* Start Provided data *

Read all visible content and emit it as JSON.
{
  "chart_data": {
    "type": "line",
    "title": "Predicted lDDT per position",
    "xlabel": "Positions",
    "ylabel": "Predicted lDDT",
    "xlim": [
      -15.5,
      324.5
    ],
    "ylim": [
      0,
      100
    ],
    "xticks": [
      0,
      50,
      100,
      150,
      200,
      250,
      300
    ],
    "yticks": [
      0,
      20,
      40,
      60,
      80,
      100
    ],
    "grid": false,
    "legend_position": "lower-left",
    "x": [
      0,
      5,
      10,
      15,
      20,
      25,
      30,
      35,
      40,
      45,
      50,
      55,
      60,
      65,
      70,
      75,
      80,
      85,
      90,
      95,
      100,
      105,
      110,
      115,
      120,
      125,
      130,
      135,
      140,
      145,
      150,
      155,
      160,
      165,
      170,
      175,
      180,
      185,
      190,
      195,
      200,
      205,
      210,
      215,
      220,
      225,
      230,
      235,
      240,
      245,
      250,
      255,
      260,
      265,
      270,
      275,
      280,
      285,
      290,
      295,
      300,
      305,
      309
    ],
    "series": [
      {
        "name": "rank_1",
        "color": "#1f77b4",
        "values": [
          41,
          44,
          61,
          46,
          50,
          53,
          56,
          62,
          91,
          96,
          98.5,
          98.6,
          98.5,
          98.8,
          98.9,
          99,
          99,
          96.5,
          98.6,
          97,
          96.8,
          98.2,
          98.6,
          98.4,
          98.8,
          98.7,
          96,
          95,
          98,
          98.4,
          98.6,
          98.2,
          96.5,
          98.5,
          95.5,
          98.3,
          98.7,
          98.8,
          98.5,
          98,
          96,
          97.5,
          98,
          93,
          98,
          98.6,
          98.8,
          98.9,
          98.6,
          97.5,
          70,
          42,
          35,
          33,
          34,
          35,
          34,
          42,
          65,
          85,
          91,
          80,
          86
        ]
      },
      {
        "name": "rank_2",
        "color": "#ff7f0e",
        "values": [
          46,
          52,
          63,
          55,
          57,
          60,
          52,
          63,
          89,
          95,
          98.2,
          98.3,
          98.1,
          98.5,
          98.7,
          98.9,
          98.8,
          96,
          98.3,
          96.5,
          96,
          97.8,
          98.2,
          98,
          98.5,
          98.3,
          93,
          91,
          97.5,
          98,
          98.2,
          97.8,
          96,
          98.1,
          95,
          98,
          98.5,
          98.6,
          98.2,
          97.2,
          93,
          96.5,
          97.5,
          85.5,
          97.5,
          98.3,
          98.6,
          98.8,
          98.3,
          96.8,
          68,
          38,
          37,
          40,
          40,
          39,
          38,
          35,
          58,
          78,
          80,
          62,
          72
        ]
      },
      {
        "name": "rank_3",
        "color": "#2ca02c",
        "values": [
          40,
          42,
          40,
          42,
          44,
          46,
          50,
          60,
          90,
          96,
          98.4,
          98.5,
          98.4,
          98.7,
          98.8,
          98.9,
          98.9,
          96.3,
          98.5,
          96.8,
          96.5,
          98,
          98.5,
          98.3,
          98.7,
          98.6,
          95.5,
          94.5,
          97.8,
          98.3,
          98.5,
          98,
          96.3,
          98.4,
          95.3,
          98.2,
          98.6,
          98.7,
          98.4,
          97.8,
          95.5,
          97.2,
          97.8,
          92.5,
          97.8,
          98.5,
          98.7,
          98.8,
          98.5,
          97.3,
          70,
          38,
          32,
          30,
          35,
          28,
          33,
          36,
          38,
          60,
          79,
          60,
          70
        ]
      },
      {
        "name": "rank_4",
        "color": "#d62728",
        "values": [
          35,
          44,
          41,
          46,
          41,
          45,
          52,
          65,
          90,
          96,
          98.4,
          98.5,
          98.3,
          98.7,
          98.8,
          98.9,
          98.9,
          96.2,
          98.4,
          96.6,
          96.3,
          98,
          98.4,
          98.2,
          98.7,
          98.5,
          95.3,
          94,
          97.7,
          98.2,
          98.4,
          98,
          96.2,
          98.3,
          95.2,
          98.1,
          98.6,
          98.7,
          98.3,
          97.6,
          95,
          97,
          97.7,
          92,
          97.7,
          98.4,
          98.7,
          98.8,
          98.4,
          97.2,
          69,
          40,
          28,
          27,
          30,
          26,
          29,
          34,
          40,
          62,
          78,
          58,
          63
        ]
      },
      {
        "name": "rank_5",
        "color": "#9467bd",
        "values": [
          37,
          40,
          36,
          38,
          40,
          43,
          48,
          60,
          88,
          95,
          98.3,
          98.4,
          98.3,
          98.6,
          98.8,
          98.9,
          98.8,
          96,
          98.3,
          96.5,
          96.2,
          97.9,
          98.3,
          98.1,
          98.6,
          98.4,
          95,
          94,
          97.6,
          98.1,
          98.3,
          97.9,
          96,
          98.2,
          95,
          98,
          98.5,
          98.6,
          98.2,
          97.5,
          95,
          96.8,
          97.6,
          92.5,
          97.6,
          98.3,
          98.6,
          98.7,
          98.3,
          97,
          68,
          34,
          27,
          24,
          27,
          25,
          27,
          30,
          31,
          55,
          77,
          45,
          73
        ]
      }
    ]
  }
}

* End Provided data *

Write down all the entries again without a single difference.

● **Written response**
Read all visible content and emit it as JSON.
{
  "chart_data": {
    "type": "line",
    "title": "Predicted lDDT per position",
    "xlabel": "Positions",
    "ylabel": "Predicted lDDT",
    "xlim": [
      -15.5,
      324.5
    ],
    "ylim": [
      0,
      100
    ],
    "xticks": [
      0,
      50,
      100,
      150,
      200,
      250,
      300
    ],
    "yticks": [
      0,
      20,
      40,
      60,
      80,
      100
    ],
    "grid": false,
    "legend_position": "lower-left",
    "x": [
      0,
      5,
      10,
      15,
      20,
      25,
      30,
      35,
      40,
      45,
      50,
      55,
      60,
      65,
      70,
      75,
      80,
      85,
      90,
      95,
      100,
      105,
      110,
      115,
      120,
      125,
      130,
      135,
      140,
      145,
      150,
      155,
      160,
      165,
      170,
      175,
      180,
      185,
      190,
      195,
      200,
      205,
      210,
      215,
      220,
      225,
      230,
      235,
      240,
      245,
      250,
      255,
      260,
      265,
      270,
      275,
      280,
      285,
      290,
      295,
      300,
      305,
      309
    ],
    "series": [
      {
        "name": "rank_1",
        "color": "#1f77b4",
        "values": [
          41,
          44,
          61,
          46,
          50,
          53,
          56,
          62,
          91,
          96,
          98.5,
          98.6,
          98.5,
          98.8,
          98.9,
          99,
          99,
          96.5,
          98.6,
          97,
          96.8,
          98.2,
          98.6,
          98.4,
          98.8,
          98.7,
          96,
          95,
          98,
          98.4,
          98.6,
          98.2,
          96.5,
          98.5,
          95.5,
          98.3,
          98.7,
          98.8,
          98.5,
          98,
          96,
          97.5,
          98,
          93,
          98,
          98.6,
          98.8,
          98.9,
          98.6,
          97.5,
          70,
          42,
          35,
          33,
          34,
          35,
          34,
          42,
          65,
          85,
          91,
          80,
          86
        ]
      },
      {
        "name": "rank_2",
        "color": "#ff7f0e",
        "values": [
          46,
          52,
          63,
          55,
          57,
          60,
          52,
          63,
          89,
          95,
          98.2,
          98.3,
          98.1,
          98.5,
          98.7,
          98.9,
          98.8,
          96,
          98.3,
          96.5,
          96,
          97.8,
          98.2,
          98,
          98.5,
          98.3,
          93,
          91,
          97.5,
          98,
          98.2,
          97.8,
          96,
          98.1,
          95,
          98,
          98.5,
          98.6,
          98.2,
          97.2,
          93,
          96.5,
          97.5,
          85.5,
          97.5,
          98.3,
          98.6,
          98.8,
          98.3,
          96.8,
          68,
          38,
          37,
          40,
          40,
          39,
          38,
          35,
          58,
          78,
          80,
          62,
          72
        ]
      },
      {
        "name": "rank_3",
        "color": "#2ca02c",
        "values": [
          40,
          42,
          40,
          42,
          44,
          46,
          50,
          60,
          90,
          96,
          98.4,
          98.5,
          98.4,
          98.7,
          98.8,
          98.9,
          98.9,
          96.3,
          98.5,
          96.8,
          96.5,
          98,
          98.5,
          98.3,
          98.7,
          98.6,
          95.5,
          94.5,
          97.8,
          98.3,
          98.5,
          98,
          96.3,
          98.4,
          95.3,
          98.2,
          98.6,
          98.7,
          98.4,
          97.8,
          95.5,
          97.2,
          97.8,
          92.5,
          97.8,
          98.5,
          98.7,
          98.8,
          98.5,
          97.3,
          70,
          38,
          32,
          30,
          35,
          28,
          33,
          36,
          38,
          60,
          79,
          60,
          70
        ]
      },
      {
        "name": "rank_4",
        "color": "#d62728",
        "values": [
          35,
          44,
          41,
          46,
          41,
          45,
          52,
          65,
          90,
          96,
          98.4,
          98.5,
          98.3,
          98.7,
          98.8,
          98.9,
          98.9,
          96.2,
          98.4,
          96.6,
          96.3,
          98,
          98.4,
          98.2,
          98.7,
          98.5,
          95.3,
          94,
          97.7,
          98.2,
          98.4,
          98,
          96.2,
          98.3,
          95.2,
          98.1,
          98.6,
          98.7,
          98.3,
          97.6,
          95,
          97,
          97.7,
          92,
          97.7,
          98.4,
          98.7,
          98.8,
          98.4,
          97.2,
          69,
          40,
          28,
          27,
          30,
          26,
          29,
          34,
          40,
          62,
          78,
          58,
          63
        ]
      },
      {
        "name": "rank_5",
        "color": "#9467bd",
        "values": [
          37,
          40,
          36,
          38,
          40,
          43,
          48,
          60,
          88,
          95,
          98.3,
          98.4,
          98.3,
          98.6,
          98.8,
          98.9,
          98.8,
          96,
          98.3,
          96.5,
          96.2,
          97.9,
          98.3,
          98.1,
          98.6,
          98.4,
          95,
          94,
          97.6,
          98.1,
          98.3,
          97.9,
          96,
          98.2,
          95,
          98,
          98.5,
          98.6,
          98.2,
          97.5,
          95,
          96.8,
          97.6,
          92.5,
          97.6,
          98.3,
          98.6,
          98.7,
          98.3,
          97,
          68,
          34,
          27,
          24,
          27,
          25,
          27,
          30,
          31,
          55,
          77,
          45,
          73
        ]
      }
    ]
  }
}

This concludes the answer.